**Records for the task:**
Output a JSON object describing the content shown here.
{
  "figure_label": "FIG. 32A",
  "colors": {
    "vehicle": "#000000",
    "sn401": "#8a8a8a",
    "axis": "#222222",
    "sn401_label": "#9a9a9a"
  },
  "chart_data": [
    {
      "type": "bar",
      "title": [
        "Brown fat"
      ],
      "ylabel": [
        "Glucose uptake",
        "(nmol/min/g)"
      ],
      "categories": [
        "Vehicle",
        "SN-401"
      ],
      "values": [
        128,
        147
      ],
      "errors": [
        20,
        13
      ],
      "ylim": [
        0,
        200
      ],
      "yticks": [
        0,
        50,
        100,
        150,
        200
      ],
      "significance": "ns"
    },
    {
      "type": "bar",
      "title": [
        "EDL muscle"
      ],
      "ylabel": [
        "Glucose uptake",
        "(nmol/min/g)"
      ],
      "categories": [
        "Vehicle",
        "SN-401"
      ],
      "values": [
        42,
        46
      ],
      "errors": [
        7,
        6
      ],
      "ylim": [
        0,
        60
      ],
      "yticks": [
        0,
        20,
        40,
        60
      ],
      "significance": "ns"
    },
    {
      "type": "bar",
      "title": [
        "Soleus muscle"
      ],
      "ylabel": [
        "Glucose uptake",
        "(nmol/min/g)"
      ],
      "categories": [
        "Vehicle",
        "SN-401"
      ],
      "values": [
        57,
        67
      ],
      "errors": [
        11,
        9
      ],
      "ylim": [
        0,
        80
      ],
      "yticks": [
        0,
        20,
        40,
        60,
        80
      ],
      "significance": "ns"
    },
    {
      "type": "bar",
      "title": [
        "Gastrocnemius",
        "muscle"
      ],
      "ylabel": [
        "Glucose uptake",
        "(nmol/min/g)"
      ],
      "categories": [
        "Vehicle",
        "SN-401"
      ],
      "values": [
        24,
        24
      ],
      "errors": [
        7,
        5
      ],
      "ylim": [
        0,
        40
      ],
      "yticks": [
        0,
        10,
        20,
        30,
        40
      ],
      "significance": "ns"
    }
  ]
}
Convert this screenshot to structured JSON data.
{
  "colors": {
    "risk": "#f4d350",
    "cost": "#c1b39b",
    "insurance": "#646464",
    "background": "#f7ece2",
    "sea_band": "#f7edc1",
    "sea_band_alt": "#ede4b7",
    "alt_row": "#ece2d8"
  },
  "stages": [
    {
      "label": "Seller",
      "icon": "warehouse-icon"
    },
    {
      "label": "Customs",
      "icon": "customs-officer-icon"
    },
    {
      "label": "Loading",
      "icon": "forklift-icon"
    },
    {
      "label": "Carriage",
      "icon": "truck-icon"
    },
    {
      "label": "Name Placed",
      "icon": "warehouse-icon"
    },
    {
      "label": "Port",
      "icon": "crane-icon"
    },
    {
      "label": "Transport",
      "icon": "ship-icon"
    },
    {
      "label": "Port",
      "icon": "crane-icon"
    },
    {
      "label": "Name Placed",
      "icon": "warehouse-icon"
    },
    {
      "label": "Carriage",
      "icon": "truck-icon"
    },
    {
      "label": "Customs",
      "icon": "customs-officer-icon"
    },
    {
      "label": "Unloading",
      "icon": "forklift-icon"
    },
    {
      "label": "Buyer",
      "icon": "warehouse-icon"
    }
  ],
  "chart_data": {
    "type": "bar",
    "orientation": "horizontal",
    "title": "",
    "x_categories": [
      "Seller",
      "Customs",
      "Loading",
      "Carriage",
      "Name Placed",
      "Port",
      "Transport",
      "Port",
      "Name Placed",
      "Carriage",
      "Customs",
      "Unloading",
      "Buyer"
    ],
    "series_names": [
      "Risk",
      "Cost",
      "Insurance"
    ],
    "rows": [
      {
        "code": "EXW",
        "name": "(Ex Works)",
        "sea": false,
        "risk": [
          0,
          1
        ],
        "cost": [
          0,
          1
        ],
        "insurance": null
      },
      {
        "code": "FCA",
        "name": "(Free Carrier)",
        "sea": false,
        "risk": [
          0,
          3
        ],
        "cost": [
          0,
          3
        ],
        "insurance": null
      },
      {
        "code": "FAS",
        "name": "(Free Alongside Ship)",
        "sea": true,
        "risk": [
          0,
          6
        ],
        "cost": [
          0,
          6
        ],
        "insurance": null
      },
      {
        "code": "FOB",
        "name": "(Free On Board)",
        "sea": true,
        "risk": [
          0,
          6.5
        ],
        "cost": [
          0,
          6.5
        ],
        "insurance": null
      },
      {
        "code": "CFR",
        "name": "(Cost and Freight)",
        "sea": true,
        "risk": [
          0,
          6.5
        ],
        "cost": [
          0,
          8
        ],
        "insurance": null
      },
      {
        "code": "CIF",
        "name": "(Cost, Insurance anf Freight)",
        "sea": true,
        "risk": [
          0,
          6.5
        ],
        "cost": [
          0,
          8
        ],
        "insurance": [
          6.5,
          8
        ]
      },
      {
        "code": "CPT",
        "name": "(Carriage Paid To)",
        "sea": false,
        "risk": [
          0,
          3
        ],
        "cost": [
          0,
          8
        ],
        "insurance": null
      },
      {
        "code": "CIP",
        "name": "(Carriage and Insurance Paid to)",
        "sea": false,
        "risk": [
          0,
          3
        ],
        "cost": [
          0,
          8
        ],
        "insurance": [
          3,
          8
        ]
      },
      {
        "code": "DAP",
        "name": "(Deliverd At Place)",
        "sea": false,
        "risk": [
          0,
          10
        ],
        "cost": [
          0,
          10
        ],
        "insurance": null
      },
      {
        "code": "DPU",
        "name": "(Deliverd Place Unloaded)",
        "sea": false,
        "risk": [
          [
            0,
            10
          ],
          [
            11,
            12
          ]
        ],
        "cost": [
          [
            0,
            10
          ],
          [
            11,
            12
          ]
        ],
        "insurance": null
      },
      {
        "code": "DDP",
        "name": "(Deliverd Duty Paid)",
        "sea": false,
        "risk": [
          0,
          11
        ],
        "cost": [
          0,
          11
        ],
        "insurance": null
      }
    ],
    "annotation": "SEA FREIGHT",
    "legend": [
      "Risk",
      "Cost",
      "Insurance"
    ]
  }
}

**Aim of the exercise:**
Exactly reproduce every line found in the records.

**Response below:**
Output a JSON object describing the content shown here.
{
  "figure_label": "FIG. 32A",
  "colors": {
    "vehicle": "#000000",
    "sn401": "#8a8a8a",
    "axis": "#222222",
    "sn401_label": "#9a9a9a"
  },
  "chart_data": [
    {
      "type": "bar",
      "title": [
        "Brown fat"
      ],
      "ylabel": [
        "Glucose uptake",
        "(nmol/min/g)"
      ],
      "categories": [
        "Vehicle",
        "SN-401"
      ],
      "values": [
        128,
        147
      ],
      "errors": [
        20,
        13
      ],
      "ylim": [
        0,
        200
      ],
      "yticks": [
        0,
        50,
        100,
        150,
        200
      ],
      "significance": "ns"
    },
    {
      "type": "bar",
      "title": [
        "EDL muscle"
      ],
      "ylabel": [
        "Glucose uptake",
        "(nmol/min/g)"
      ],
      "categories": [
        "Vehicle",
        "SN-401"
      ],
      "values": [
        42,
        46
      ],
      "errors": [
        7,
        6
      ],
      "ylim": [
        0,
        60
      ],
      "yticks": [
        0,
        20,
        40,
        60
      ],
      "significance": "ns"
    },
    {
      "type": "bar",
      "title": [
        "Soleus muscle"
      ],
      "ylabel": [
        "Glucose uptake",
        "(nmol/min/g)"
      ],
      "categories": [
        "Vehicle",
        "SN-401"
      ],
      "values": [
        57,
        67
      ],
      "errors": [
        11,
        9
      ],
      "ylim": [
        0,
        80
      ],
      "yticks": [
        0,
        20,
        40,
        60,
        80
      ],
      "significance": "ns"
    },
    {
      "type": "bar",
      "title": [
        "Gastrocnemius",
        "muscle"
      ],
      "ylabel": [
        "Glucose uptake",
        "(nmol/min/g)"
      ],
      "categories": [
        "Vehicle",
        "SN-401"
      ],
      "values": [
        24,
        24
      ],
      "errors": [
        7,
        5
      ],
      "ylim": [
        0,
        40
      ],
      "yticks": [
        0,
        10,
        20,
        30,
        40
      ],
      "significance": "ns"
    }
  ]
}
Convert this screenshot to structured JSON data.
{
  "colors": {
    "risk": "#f4d350",
    "cost": "#c1b39b",
    "insurance": "#646464",
    "background": "#f7ece2",
    "sea_band": "#f7edc1",
    "sea_band_alt": "#ede4b7",
    "alt_row": "#ece2d8"
  },
  "stages": [
    {
      "label": "Seller",
      "icon": "warehouse-icon"
    },
    {
      "label": "Customs",
      "icon": "customs-officer-icon"
    },
    {
      "label": "Loading",
      "icon": "forklift-icon"
    },
    {
      "label": "Carriage",
      "icon": "truck-icon"
    },
    {
      "label": "Name Placed",
      "icon": "warehouse-icon"
    },
    {
      "label": "Port",
      "icon": "crane-icon"
    },
    {
      "label": "Transport",
      "icon": "ship-icon"
    },
    {
      "label": "Port",
      "icon": "crane-icon"
    },
    {
      "label": "Name Placed",
      "icon": "warehouse-icon"
    },
    {
      "label": "Carriage",
      "icon": "truck-icon"
    },
    {
      "label": "Customs",
      "icon": "customs-officer-icon"
    },
    {
      "label": "Unloading",
      "icon": "forklift-icon"
    },
    {
      "label": "Buyer",
      "icon": "warehouse-icon"
    }
  ],
  "chart_data": {
    "type": "bar",
    "orientation": "horizontal",
    "title": "",
    "x_categories": [
      "Seller",
      "Customs",
      "Loading",
      "Carriage",
      "Name Placed",
      "Port",
      "Transport",
      "Port",
      "Name Placed",
      "Carriage",
      "Customs",
      "Unloading",
      "Buyer"
    ],
    "series_names": [
      "Risk",
      "Cost",
      "Insurance"
    ],
    "rows": [
      {
        "code": "EXW",
        "name": "(Ex Works)",
        "sea": false,
        "risk": [
          0,
          1
        ],
        "cost": [
          0,
          1
        ],
        "insurance": null
      },
      {
        "code": "FCA",
        "name": "(Free Carrier)",
        "sea": false,
        "risk": [
          0,
          3
        ],
        "cost": [
          0,
          3
        ],
        "insurance": null
      },
      {
        "code": "FAS",
        "name": "(Free Alongside Ship)",
        "sea": true,
        "risk": [
          0,
          6
        ],
        "cost": [
          0,
          6
        ],
        "insurance": null
      },
      {
        "code": "FOB",
        "name": "(Free On Board)",
        "sea": true,
        "risk": [
          0,
          6.5
        ],
        "cost": [
          0,
          6.5
        ],
        "insurance": null
      },
      {
        "code": "CFR",
        "name": "(Cost and Freight)",
        "sea": true,
        "risk": [
          0,
          6.5
        ],
        "cost": [
          0,
          8
        ],
        "insurance": null
      },
      {
        "code": "CIF",
        "name": "(Cost, Insurance anf Freight)",
        "sea": true,
        "risk": [
          0,
          6.5
        ],
        "cost": [
          0,
          8
        ],
        "insurance": [
          6.5,
          8
        ]
      },
      {
        "code": "CPT",
        "name": "(Carriage Paid To)",
        "sea": false,
        "risk": [
          0,
          3
        ],
        "cost": [
          0,
          8
        ],
        "insurance": null
      },
      {
        "code": "CIP",
        "name": "(Carriage and Insurance Paid to)",
        "sea": false,
        "risk": [
          0,
          3
        ],
        "cost": [
          0,
          8
        ],
        "insurance": [
          3,
          8
        ]
      },
      {
        "code": "DAP",
        "name": "(Deliverd At Place)",
        "sea": false,
        "risk": [
          0,
          10
        ],
        "cost": [
          0,
          10
        ],
        "insurance": null
      },
      {
        "code": "DPU",
        "name": "(Deliverd Place Unloaded)",
        "sea": false,
        "risk": [
          [
            0,
            10
          ],
          [
            11,
            12
          ]
        ],
        "cost": [
          [
            0,
            10
          ],
          [
            11,
            12
          ]
        ],
        "insurance": null
      },
      {
        "code": "DDP",
        "name": "(Deliverd Duty Paid)",
        "sea": false,
        "risk": [
          0,
          11
        ],
        "cost": [
          0,
          11
        ],
        "insurance": null
      }
    ],
    "annotation": "SEA FREIGHT",
    "legend": [
      "Risk",
      "Cost",
      "Insurance"
    ]
  }
}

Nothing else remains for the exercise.